» **WHAT THIS TASK INVOLVES**: Print out each record below, unaltered and complete, without its images.

***

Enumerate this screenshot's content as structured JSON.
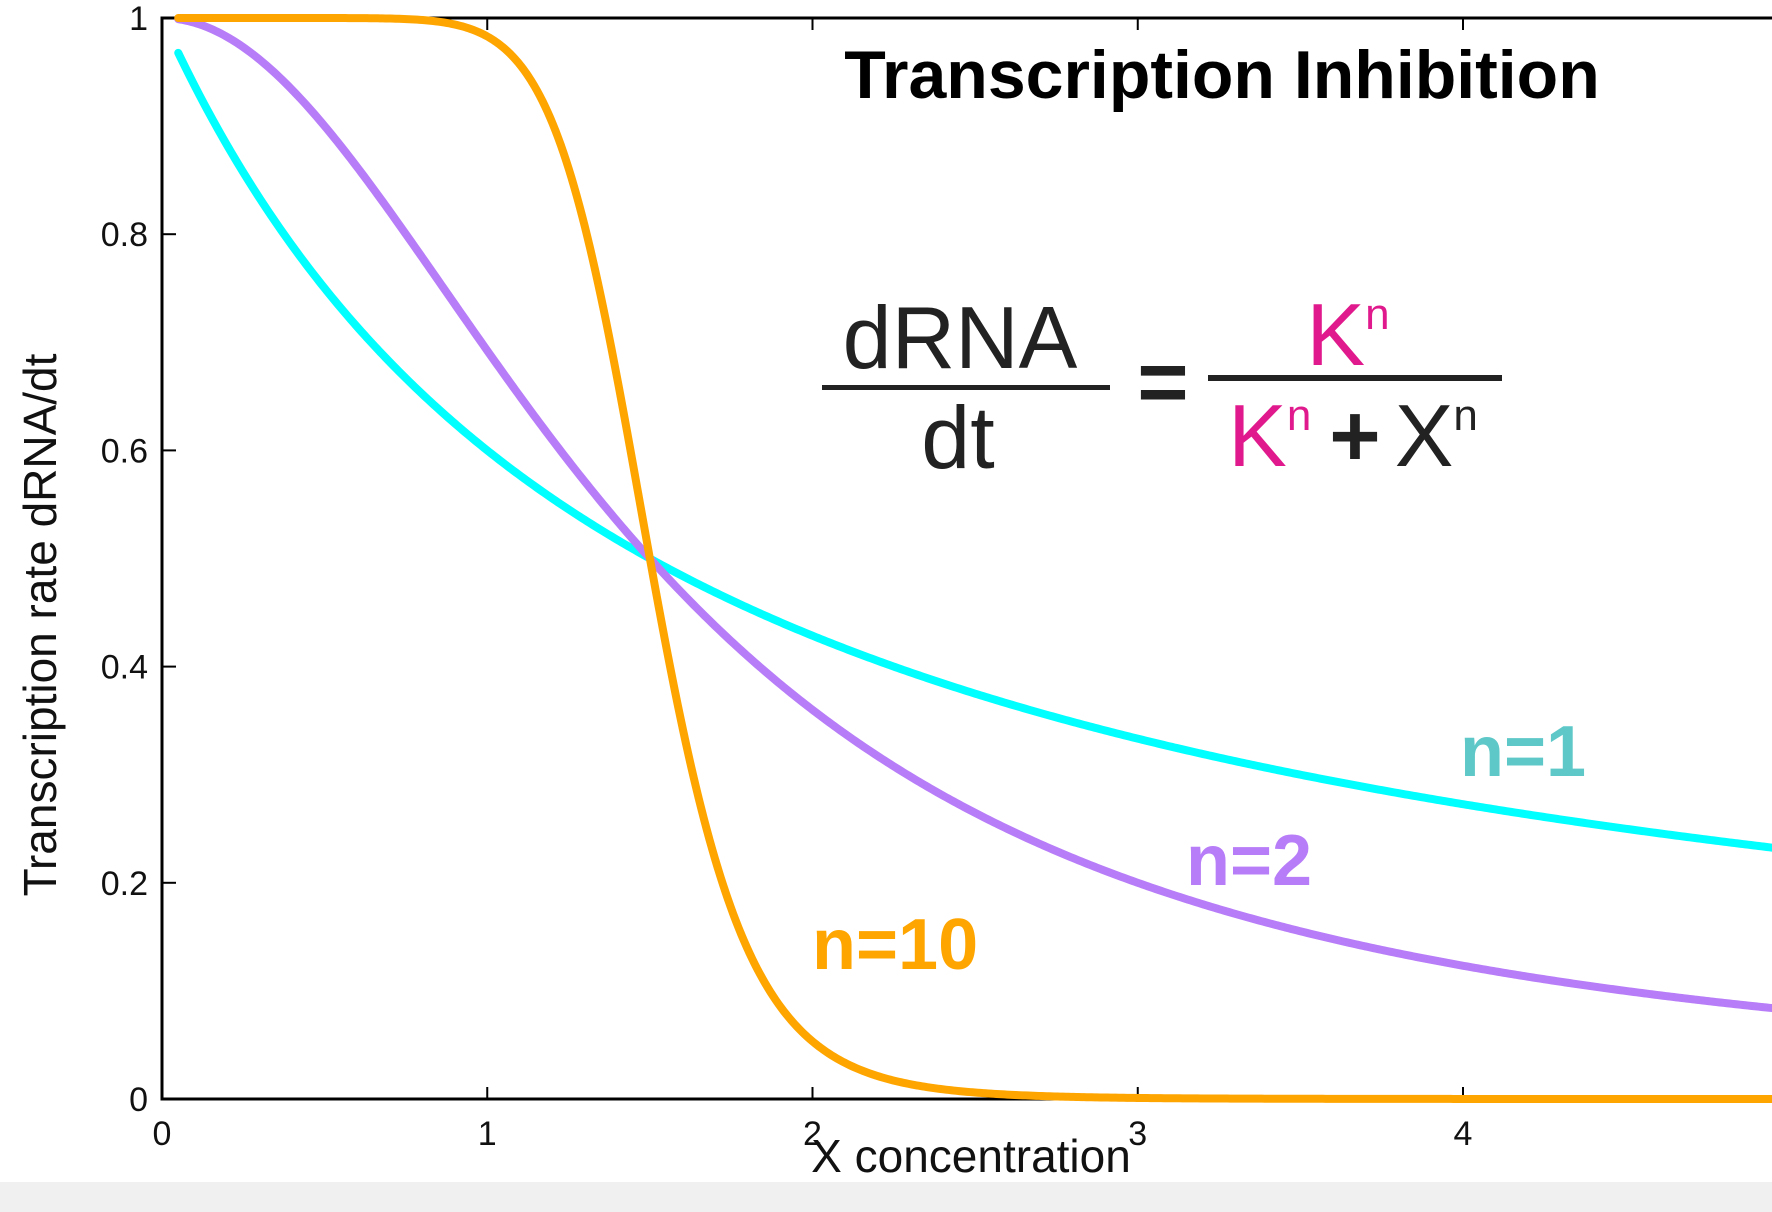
{
  "chart_data": {
    "type": "line",
    "title": "Transcription Inhibition",
    "xlabel": "X concentration",
    "ylabel": "Transcription rate dRNA/dt",
    "xlim": [
      0,
      4.95
    ],
    "ylim": [
      0,
      1
    ],
    "x_ticks": [
      "0",
      "1",
      "2",
      "3",
      "4"
    ],
    "x_tick_values": [
      0,
      1,
      2,
      3,
      4
    ],
    "y_ticks": [
      "0",
      "0.2",
      "0.4",
      "0.6",
      "0.8",
      "1"
    ],
    "y_tick_values": [
      0,
      0.2,
      0.4,
      0.6,
      0.8,
      1
    ],
    "grid": false,
    "K": 1.5,
    "series": [
      {
        "name": "n=1",
        "n": 1,
        "color": "#00ffff",
        "label_color": "#5ec8c8",
        "x_start": 0.05
      },
      {
        "name": "n=2",
        "n": 2,
        "color": "#b77cf7",
        "label_color": "#b77cf7",
        "x_start": 0.05
      },
      {
        "name": "n=10",
        "n": 10,
        "color": "#ffa500",
        "label_color": "#ffa500",
        "x_start": 0.05
      }
    ],
    "equation": {
      "lhs_numerator": "dRNA",
      "lhs_denominator": "dt",
      "equals": "=",
      "rhs_num_base": "K",
      "rhs_num_exp": "n",
      "rhs_den_base1": "K",
      "rhs_den_exp1": "n",
      "rhs_den_plus": "+",
      "rhs_den_base2": "X",
      "rhs_den_exp2": "n",
      "k_color": "#e01a8c",
      "text_color": "#222222"
    }
  }
}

***

» **EXPECTED OUTPUT**:
Enumerate this screenshot's content as structured JSON.
{
  "chart_data": {
    "type": "line",
    "title": "Transcription Inhibition",
    "xlabel": "X concentration",
    "ylabel": "Transcription rate dRNA/dt",
    "xlim": [
      0,
      4.95
    ],
    "ylim": [
      0,
      1
    ],
    "x_ticks": [
      "0",
      "1",
      "2",
      "3",
      "4"
    ],
    "x_tick_values": [
      0,
      1,
      2,
      3,
      4
    ],
    "y_ticks": [
      "0",
      "0.2",
      "0.4",
      "0.6",
      "0.8",
      "1"
    ],
    "y_tick_values": [
      0,
      0.2,
      0.4,
      0.6,
      0.8,
      1
    ],
    "grid": false,
    "K": 1.5,
    "series": [
      {
        "name": "n=1",
        "n": 1,
        "color": "#00ffff",
        "label_color": "#5ec8c8",
        "x_start": 0.05
      },
      {
        "name": "n=2",
        "n": 2,
        "color": "#b77cf7",
        "label_color": "#b77cf7",
        "x_start": 0.05
      },
      {
        "name": "n=10",
        "n": 10,
        "color": "#ffa500",
        "label_color": "#ffa500",
        "x_start": 0.05
      }
    ],
    "equation": {
      "lhs_numerator": "dRNA",
      "lhs_denominator": "dt",
      "equals": "=",
      "rhs_num_base": "K",
      "rhs_num_exp": "n",
      "rhs_den_base1": "K",
      "rhs_den_exp1": "n",
      "rhs_den_plus": "+",
      "rhs_den_base2": "X",
      "rhs_den_exp2": "n",
      "k_color": "#e01a8c",
      "text_color": "#222222"
    }
  }
}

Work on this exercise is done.